# Start of Data excerpts
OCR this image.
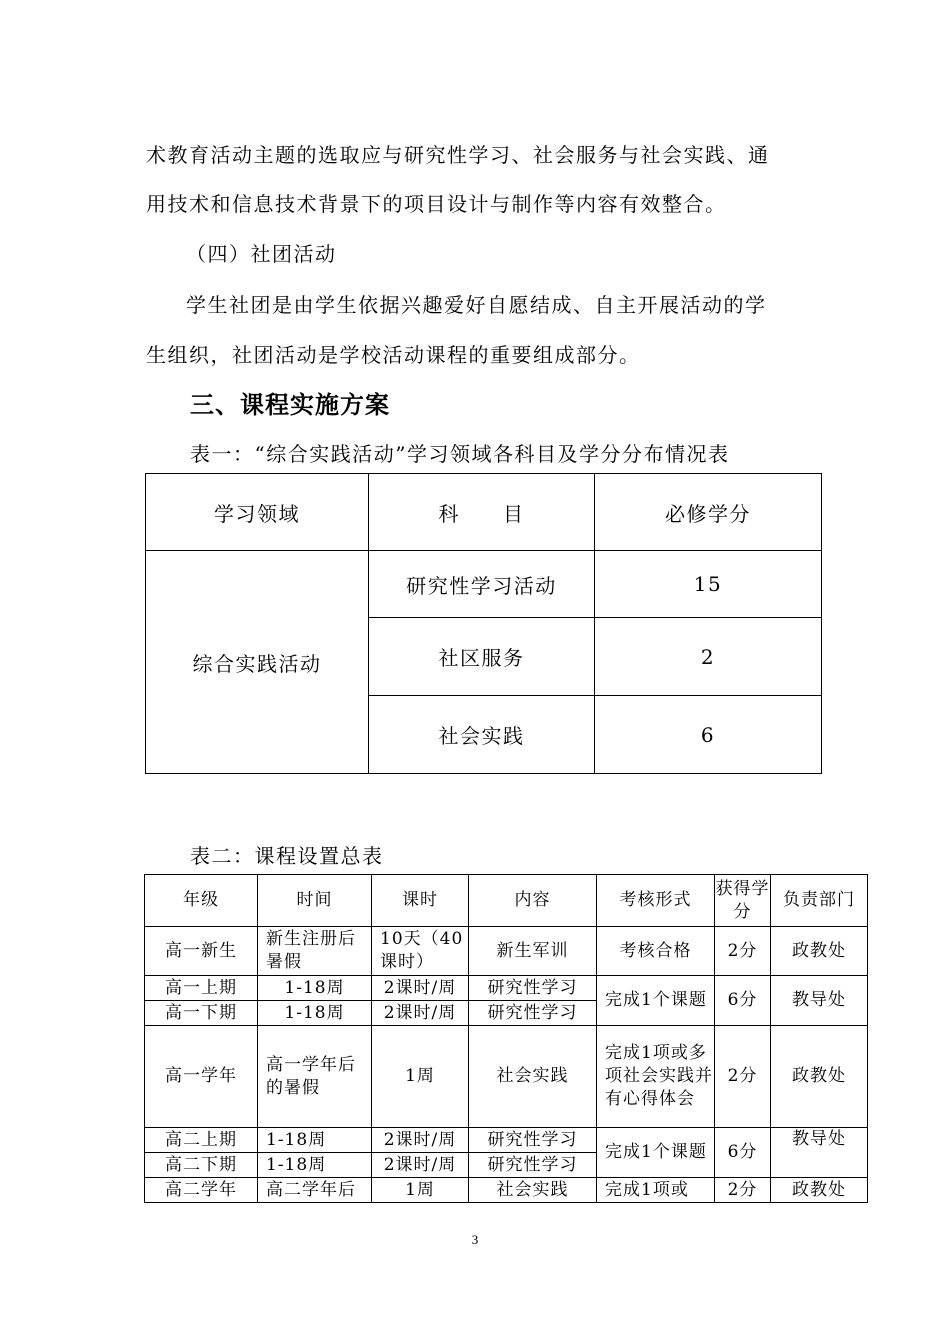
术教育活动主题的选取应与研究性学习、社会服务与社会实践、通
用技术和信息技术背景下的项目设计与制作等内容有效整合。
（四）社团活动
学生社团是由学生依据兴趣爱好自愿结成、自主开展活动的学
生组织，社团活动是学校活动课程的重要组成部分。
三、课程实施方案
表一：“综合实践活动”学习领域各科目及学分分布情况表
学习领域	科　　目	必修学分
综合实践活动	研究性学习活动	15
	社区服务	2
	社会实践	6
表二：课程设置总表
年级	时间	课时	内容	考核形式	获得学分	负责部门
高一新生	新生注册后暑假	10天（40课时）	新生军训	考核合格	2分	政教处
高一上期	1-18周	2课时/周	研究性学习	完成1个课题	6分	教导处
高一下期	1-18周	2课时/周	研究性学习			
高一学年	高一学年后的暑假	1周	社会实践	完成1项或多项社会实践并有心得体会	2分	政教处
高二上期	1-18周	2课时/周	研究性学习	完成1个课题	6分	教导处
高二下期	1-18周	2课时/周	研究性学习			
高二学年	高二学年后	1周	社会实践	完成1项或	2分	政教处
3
# End of Data excerpts
(Task to carry out)
Which lines include the word "综合实践活动"? Copy every one of them.

(Answer for this exercise)
表一：“综合实践活动”学习领域各科目及学分分布情况表
综合实践活动	研究性学习活动	15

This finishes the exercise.